## TASK PROMPT
Give an exact transcription of every line, dropping the images.

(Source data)
┏━━

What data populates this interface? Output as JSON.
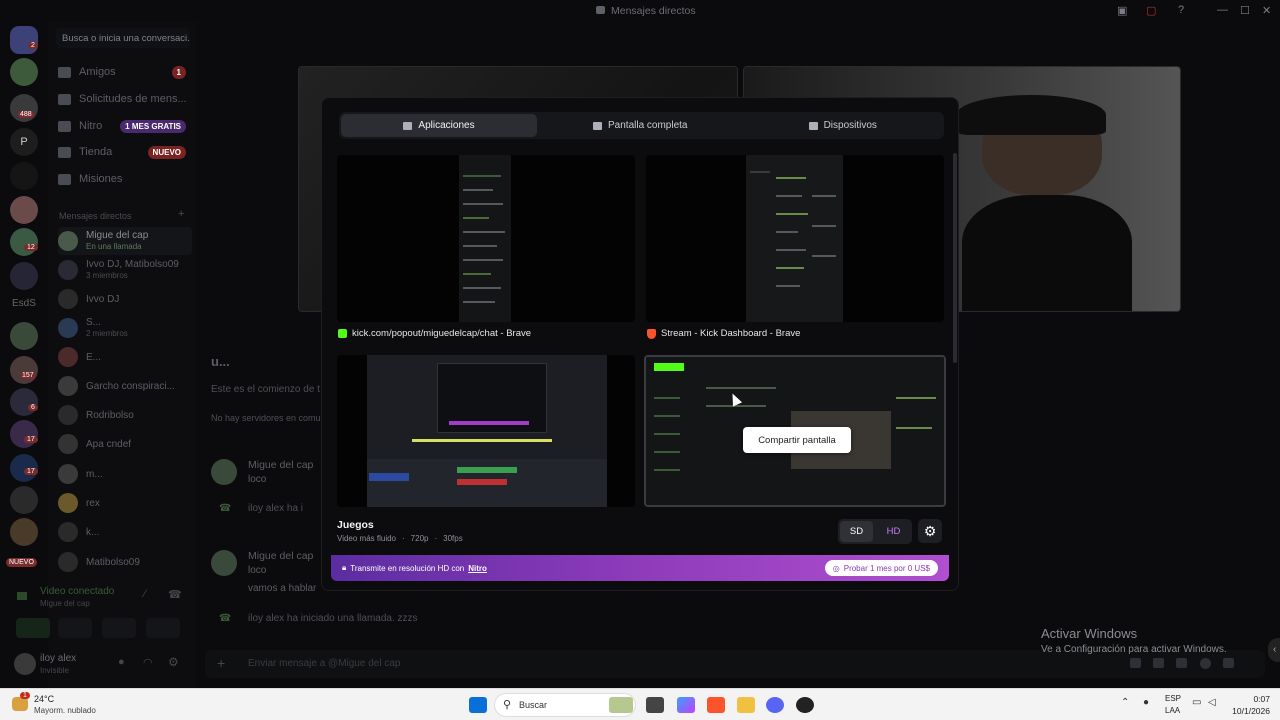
{
  "window": {
    "title": "Mensajes directos"
  },
  "sidebar": {
    "search_placeholder": "Busca o inicia una conversaci...",
    "server_badges": {
      "home": "2",
      "s2": "488",
      "s10": "12",
      "s14": "157",
      "s15": "6",
      "s16": "17",
      "s17": "17"
    },
    "server_labels": {
      "p": "P",
      "esds": "EsdS",
      "nuevo": "NUEVO"
    },
    "nav": [
      {
        "label": "Amigos",
        "badge": "1"
      },
      {
        "label": "Solicitudes de mens...",
        "badge": ""
      },
      {
        "label": "Nitro",
        "badge": "1 MES GRATIS"
      },
      {
        "label": "Tienda",
        "badge": "NUEVO"
      },
      {
        "label": "Misiones",
        "badge": ""
      }
    ],
    "dm_header": "Mensajes directos",
    "dms": [
      {
        "name": "Migue del cap",
        "sub": "En una llamada"
      },
      {
        "name": "Ivvo DJ, Matibolso09",
        "sub": "3 miembros"
      },
      {
        "name": "Ivvo DJ",
        "sub": ""
      },
      {
        "name": "S...",
        "sub": "2 miembros"
      },
      {
        "name": "E...",
        "sub": ""
      },
      {
        "name": "Garcho conspiraci...",
        "sub": ""
      },
      {
        "name": "Rodribolso",
        "sub": ""
      },
      {
        "name": "Apa cndef",
        "sub": ""
      },
      {
        "name": "m...",
        "sub": ""
      },
      {
        "name": "rex",
        "sub": ""
      },
      {
        "name": "k...",
        "sub": ""
      },
      {
        "name": "Matibolso09",
        "sub": ""
      }
    ],
    "voice": {
      "status": "Video conectado",
      "channel": "Migue del cap"
    },
    "user": {
      "name": "iloy alex",
      "status": "Invisible"
    }
  },
  "chat": {
    "title": "u...",
    "intro": "Este es el comienzo de t",
    "servers": "No hay servidores en comun",
    "messages": [
      {
        "name": "Migue del cap",
        "lines": [
          "loco"
        ]
      },
      {
        "name": "",
        "lines": [
          "iloy alex ha i"
        ]
      },
      {
        "name": "Migue del cap",
        "lines": [
          "loco",
          "vamos a hablar"
        ]
      },
      {
        "name": "",
        "lines": [
          "iloy alex ha iniciado una llamada. zzzs"
        ]
      }
    ],
    "input_placeholder": "Enviar mensaje a @Migue del cap"
  },
  "modal": {
    "tabs": [
      "Aplicaciones",
      "Pantalla completa",
      "Dispositivos"
    ],
    "cards": [
      {
        "caption": "kick.com/popout/miguedelcap/chat - Brave",
        "icon": "kick-icon"
      },
      {
        "caption": "Stream - Kick Dashboard - Brave",
        "icon": "brave-icon"
      },
      {
        "caption": "",
        "icon": ""
      },
      {
        "caption": "",
        "icon": "",
        "hover_button": "Compartir pantalla"
      }
    ],
    "section": "Juegos",
    "meta": [
      "Video más fluido",
      "720p",
      "30fps"
    ],
    "quality": [
      "SD",
      "HD"
    ],
    "nitro": {
      "text": "Transmite en resolución HD con",
      "link": "Nitro",
      "cta": "Probar 1 mes por 0 US$"
    }
  },
  "watermark": {
    "title": "Activar Windows",
    "subtitle": "Ve a Configuración para activar Windows."
  },
  "taskbar": {
    "weather_temp": "24°C",
    "weather_desc": "Mayorm. nublado",
    "weather_badge": "1",
    "search": "Buscar",
    "lang1": "ESP",
    "lang2": "LAA",
    "time": "0:07",
    "date": "10/1/2026"
  }
}
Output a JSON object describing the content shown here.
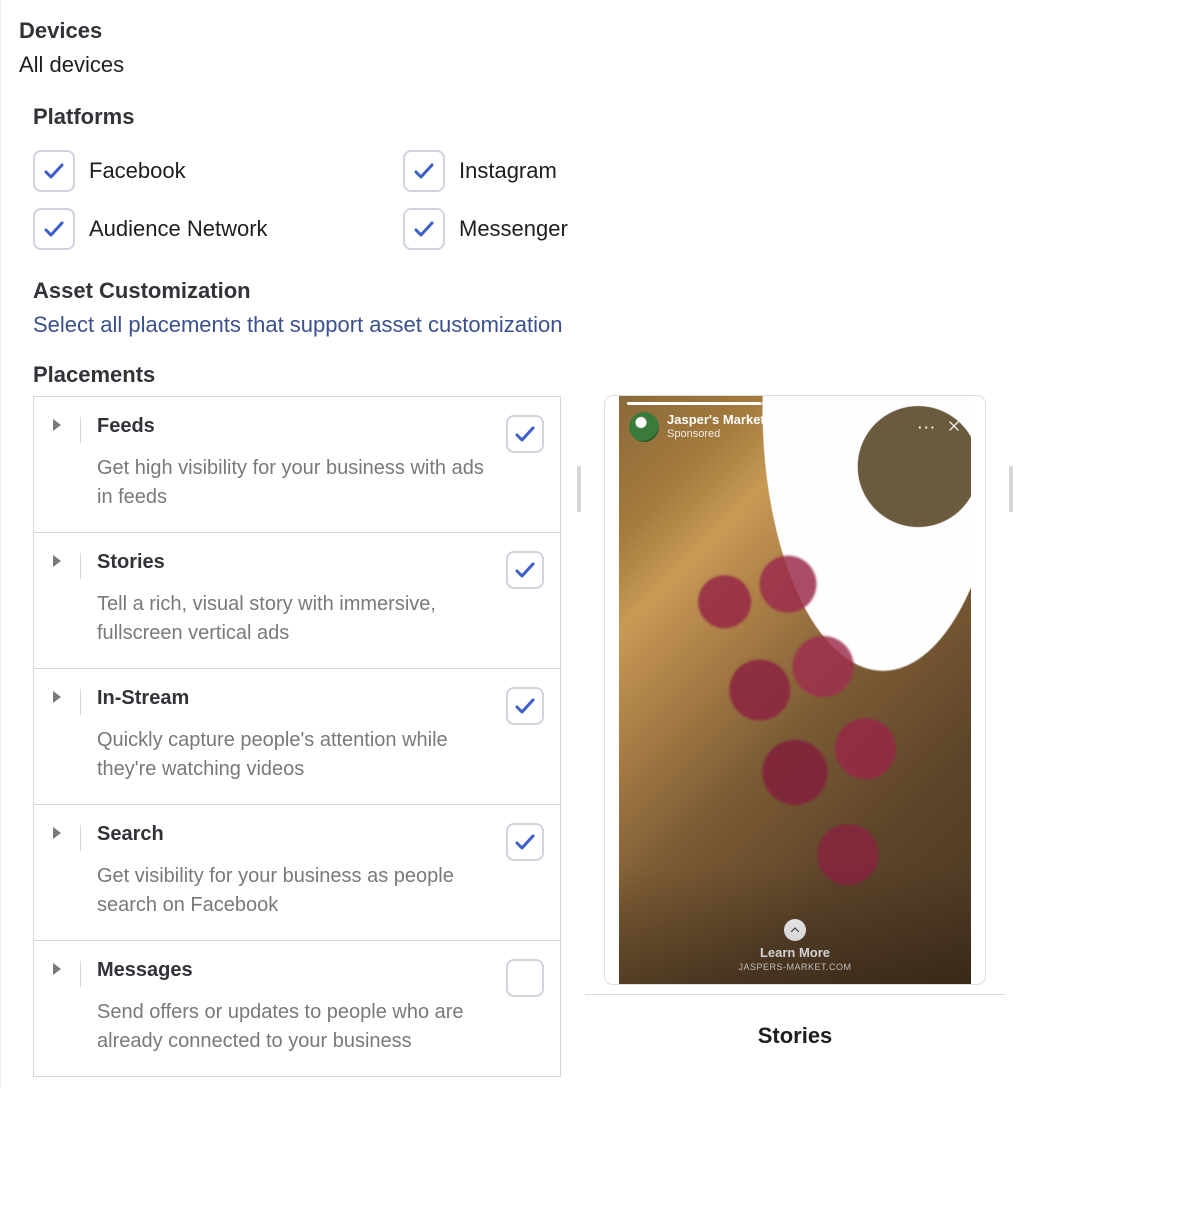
{
  "devices": {
    "heading": "Devices",
    "value": "All devices"
  },
  "platforms": {
    "heading": "Platforms",
    "items": [
      {
        "label": "Facebook",
        "checked": true
      },
      {
        "label": "Instagram",
        "checked": true
      },
      {
        "label": "Audience Network",
        "checked": true
      },
      {
        "label": "Messenger",
        "checked": true
      }
    ]
  },
  "asset": {
    "heading": "Asset Customization",
    "link": "Select all placements that support asset customization"
  },
  "placements": {
    "heading": "Placements",
    "items": [
      {
        "title": "Feeds",
        "desc": "Get high visibility for your business with ads in feeds",
        "checked": true
      },
      {
        "title": "Stories",
        "desc": "Tell a rich, visual story with immersive, fullscreen vertical ads",
        "checked": true
      },
      {
        "title": "In-Stream",
        "desc": "Quickly capture people's attention while they're watching videos",
        "checked": true
      },
      {
        "title": "Search",
        "desc": "Get visibility for your business as people search on Facebook",
        "checked": true
      },
      {
        "title": "Messages",
        "desc": "Send offers or updates to people who are already connected to your business",
        "checked": false
      }
    ]
  },
  "preview": {
    "brand": "Jasper's Market",
    "sponsored": "Sponsored",
    "cta": "Learn More",
    "url": "JASPERS-MARKET.COM",
    "caption": "Stories"
  }
}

┗━━

## FINISHED ANSWER
What data populates this interface? Output as JSON.
{
  "window": {
    "title": "Mensajes directos"
  },
  "sidebar": {
    "search_placeholder": "Busca o inicia una conversaci...",
    "server_badges": {
      "home": "2",
      "s2": "488",
      "s10": "12",
      "s14": "157",
      "s15": "6",
      "s16": "17",
      "s17": "17"
    },
    "server_labels": {
      "p": "P",
      "esds": "EsdS",
      "nuevo": "NUEVO"
    },
    "nav": [
      {
        "label": "Amigos",
        "badge": "1"
      },
      {
        "label": "Solicitudes de mens...",
        "badge": ""
      },
      {
        "label": "Nitro",
        "badge": "1 MES GRATIS"
      },
      {
        "label": "Tienda",
        "badge": "NUEVO"
      },
      {
        "label": "Misiones",
        "badge": ""
      }
    ],
    "dm_header": "Mensajes directos",
    "dms": [
      {
        "name": "Migue del cap",
        "sub": "En una llamada"
      },
      {
        "name": "Ivvo DJ, Matibolso09",
        "sub": "3 miembros"
      },
      {
        "name": "Ivvo DJ",
        "sub": ""
      },
      {
        "name": "S...",
        "sub": "2 miembros"
      },
      {
        "name": "E...",
        "sub": ""
      },
      {
        "name": "Garcho conspiraci...",
        "sub": ""
      },
      {
        "name": "Rodribolso",
        "sub": ""
      },
      {
        "name": "Apa cndef",
        "sub": ""
      },
      {
        "name": "m...",
        "sub": ""
      },
      {
        "name": "rex",
        "sub": ""
      },
      {
        "name": "k...",
        "sub": ""
      },
      {
        "name": "Matibolso09",
        "sub": ""
      }
    ],
    "voice": {
      "status": "Video conectado",
      "channel": "Migue del cap"
    },
    "user": {
      "name": "iloy alex",
      "status": "Invisible"
    }
  },
  "chat": {
    "title": "u...",
    "intro": "Este es el comienzo de t",
    "servers": "No hay servidores en comun",
    "messages": [
      {
        "name": "Migue del cap",
        "lines": [
          "loco"
        ]
      },
      {
        "name": "",
        "lines": [
          "iloy alex ha i"
        ]
      },
      {
        "name": "Migue del cap",
        "lines": [
          "loco",
          "vamos a hablar"
        ]
      },
      {
        "name": "",
        "lines": [
          "iloy alex ha iniciado una llamada. zzzs"
        ]
      }
    ],
    "input_placeholder": "Enviar mensaje a @Migue del cap"
  },
  "modal": {
    "tabs": [
      "Aplicaciones",
      "Pantalla completa",
      "Dispositivos"
    ],
    "cards": [
      {
        "caption": "kick.com/popout/miguedelcap/chat - Brave",
        "icon": "kick-icon"
      },
      {
        "caption": "Stream - Kick Dashboard - Brave",
        "icon": "brave-icon"
      },
      {
        "caption": "",
        "icon": ""
      },
      {
        "caption": "",
        "icon": "",
        "hover_button": "Compartir pantalla"
      }
    ],
    "section": "Juegos",
    "meta": [
      "Video más fluido",
      "720p",
      "30fps"
    ],
    "quality": [
      "SD",
      "HD"
    ],
    "nitro": {
      "text": "Transmite en resolución HD con",
      "link": "Nitro",
      "cta": "Probar 1 mes por 0 US$"
    }
  },
  "watermark": {
    "title": "Activar Windows",
    "subtitle": "Ve a Configuración para activar Windows."
  },
  "taskbar": {
    "weather_temp": "24°C",
    "weather_desc": "Mayorm. nublado",
    "weather_badge": "1",
    "search": "Buscar",
    "lang1": "ESP",
    "lang2": "LAA",
    "time": "0:07",
    "date": "10/1/2026"
  }
}
Output a JSON object describing the content shown here.
{
  "devices": {
    "heading": "Devices",
    "value": "All devices"
  },
  "platforms": {
    "heading": "Platforms",
    "items": [
      {
        "label": "Facebook",
        "checked": true
      },
      {
        "label": "Instagram",
        "checked": true
      },
      {
        "label": "Audience Network",
        "checked": true
      },
      {
        "label": "Messenger",
        "checked": true
      }
    ]
  },
  "asset": {
    "heading": "Asset Customization",
    "link": "Select all placements that support asset customization"
  },
  "placements": {
    "heading": "Placements",
    "items": [
      {
        "title": "Feeds",
        "desc": "Get high visibility for your business with ads in feeds",
        "checked": true
      },
      {
        "title": "Stories",
        "desc": "Tell a rich, visual story with immersive, fullscreen vertical ads",
        "checked": true
      },
      {
        "title": "In-Stream",
        "desc": "Quickly capture people's attention while they're watching videos",
        "checked": true
      },
      {
        "title": "Search",
        "desc": "Get visibility for your business as people search on Facebook",
        "checked": true
      },
      {
        "title": "Messages",
        "desc": "Send offers or updates to people who are already connected to your business",
        "checked": false
      }
    ]
  },
  "preview": {
    "brand": "Jasper's Market",
    "sponsored": "Sponsored",
    "cta": "Learn More",
    "url": "JASPERS-MARKET.COM",
    "caption": "Stories"
  }
}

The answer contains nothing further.